Copy every line from the records below that holds the word "discount".

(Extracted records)
# # #

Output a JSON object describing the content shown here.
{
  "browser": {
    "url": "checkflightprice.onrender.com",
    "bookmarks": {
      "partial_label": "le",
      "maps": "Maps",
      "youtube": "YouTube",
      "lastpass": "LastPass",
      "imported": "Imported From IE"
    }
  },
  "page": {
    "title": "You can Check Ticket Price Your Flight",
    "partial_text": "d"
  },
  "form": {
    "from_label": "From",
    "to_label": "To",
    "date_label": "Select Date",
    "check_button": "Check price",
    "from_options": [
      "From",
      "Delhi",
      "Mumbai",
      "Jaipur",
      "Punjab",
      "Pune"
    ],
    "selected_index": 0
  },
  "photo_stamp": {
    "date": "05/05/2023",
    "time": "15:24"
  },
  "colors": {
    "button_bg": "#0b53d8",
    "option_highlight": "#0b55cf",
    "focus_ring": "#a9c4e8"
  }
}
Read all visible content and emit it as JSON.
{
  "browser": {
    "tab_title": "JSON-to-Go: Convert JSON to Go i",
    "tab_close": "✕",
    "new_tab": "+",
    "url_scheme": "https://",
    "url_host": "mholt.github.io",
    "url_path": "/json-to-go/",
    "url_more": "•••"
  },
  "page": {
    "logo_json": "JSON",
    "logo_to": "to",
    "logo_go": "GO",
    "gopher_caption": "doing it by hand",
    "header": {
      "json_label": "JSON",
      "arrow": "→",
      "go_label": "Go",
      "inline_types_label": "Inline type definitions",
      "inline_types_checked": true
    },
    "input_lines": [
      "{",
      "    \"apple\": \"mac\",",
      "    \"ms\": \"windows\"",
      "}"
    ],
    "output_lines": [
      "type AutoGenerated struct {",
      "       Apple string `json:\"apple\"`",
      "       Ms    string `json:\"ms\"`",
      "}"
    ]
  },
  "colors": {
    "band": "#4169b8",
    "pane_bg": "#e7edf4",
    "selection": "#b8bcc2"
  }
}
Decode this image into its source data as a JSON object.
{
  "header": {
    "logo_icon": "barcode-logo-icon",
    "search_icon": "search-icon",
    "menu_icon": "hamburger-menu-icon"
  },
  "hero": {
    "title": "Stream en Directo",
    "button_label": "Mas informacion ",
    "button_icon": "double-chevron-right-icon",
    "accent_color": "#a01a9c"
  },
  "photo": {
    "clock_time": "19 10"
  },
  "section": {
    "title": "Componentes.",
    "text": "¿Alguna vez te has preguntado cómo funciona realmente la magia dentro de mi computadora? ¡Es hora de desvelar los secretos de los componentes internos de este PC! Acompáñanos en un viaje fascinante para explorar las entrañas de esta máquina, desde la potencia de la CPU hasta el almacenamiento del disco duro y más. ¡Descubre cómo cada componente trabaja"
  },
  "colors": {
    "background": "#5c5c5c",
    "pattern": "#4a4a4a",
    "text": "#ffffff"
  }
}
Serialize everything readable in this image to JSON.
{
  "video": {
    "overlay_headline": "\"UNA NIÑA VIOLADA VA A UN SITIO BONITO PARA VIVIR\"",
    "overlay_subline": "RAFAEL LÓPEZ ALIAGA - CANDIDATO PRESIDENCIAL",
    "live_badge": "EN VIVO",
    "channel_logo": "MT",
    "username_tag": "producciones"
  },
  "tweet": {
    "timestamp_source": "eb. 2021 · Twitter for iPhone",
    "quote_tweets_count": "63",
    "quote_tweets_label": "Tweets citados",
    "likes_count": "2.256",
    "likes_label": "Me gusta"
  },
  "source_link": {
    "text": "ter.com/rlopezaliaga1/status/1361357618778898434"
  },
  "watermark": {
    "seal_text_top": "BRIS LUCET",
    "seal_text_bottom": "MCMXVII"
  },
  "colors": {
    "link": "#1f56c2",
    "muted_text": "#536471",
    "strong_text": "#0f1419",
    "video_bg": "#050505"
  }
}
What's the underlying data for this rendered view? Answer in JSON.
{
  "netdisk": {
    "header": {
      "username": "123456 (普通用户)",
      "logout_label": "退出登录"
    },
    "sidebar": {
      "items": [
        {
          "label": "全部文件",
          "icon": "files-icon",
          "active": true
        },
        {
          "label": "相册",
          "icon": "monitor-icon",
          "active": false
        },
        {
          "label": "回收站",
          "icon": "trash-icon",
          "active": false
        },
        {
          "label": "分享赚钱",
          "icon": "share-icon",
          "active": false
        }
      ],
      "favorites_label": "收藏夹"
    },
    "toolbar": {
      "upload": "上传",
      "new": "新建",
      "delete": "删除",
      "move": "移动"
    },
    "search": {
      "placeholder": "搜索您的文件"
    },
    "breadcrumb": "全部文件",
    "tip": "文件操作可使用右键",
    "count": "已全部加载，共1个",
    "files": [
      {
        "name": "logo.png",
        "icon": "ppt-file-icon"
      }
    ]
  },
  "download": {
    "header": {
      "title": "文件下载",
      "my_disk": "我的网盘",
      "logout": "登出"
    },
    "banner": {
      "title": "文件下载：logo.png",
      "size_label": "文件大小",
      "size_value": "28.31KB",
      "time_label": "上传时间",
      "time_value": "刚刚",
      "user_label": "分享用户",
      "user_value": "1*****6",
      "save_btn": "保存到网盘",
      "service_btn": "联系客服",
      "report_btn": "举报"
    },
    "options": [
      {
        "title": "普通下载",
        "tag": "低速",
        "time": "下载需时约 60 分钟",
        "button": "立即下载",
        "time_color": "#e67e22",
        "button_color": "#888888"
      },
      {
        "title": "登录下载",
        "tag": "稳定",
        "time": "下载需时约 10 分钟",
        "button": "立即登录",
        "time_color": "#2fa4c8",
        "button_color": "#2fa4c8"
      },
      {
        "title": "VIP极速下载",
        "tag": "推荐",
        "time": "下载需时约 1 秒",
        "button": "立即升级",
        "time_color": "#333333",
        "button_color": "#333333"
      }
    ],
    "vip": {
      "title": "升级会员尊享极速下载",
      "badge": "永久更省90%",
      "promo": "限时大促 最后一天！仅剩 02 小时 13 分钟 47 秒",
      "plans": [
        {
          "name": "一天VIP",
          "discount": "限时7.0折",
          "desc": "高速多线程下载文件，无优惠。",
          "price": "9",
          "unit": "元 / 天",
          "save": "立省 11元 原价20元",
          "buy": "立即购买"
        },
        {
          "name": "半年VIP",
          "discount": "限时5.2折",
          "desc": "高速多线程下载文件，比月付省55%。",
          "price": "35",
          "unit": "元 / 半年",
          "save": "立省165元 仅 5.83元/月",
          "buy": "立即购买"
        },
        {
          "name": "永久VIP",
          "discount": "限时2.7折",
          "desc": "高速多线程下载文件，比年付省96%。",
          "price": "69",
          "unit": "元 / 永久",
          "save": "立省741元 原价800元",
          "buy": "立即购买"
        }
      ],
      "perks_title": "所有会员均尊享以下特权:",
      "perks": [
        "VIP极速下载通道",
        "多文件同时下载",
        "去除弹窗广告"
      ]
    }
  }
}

# # #

» Final result:
          "discount": "限时7.0折",
          "discount": "限时5.2折",
          "discount": "限时2.7折",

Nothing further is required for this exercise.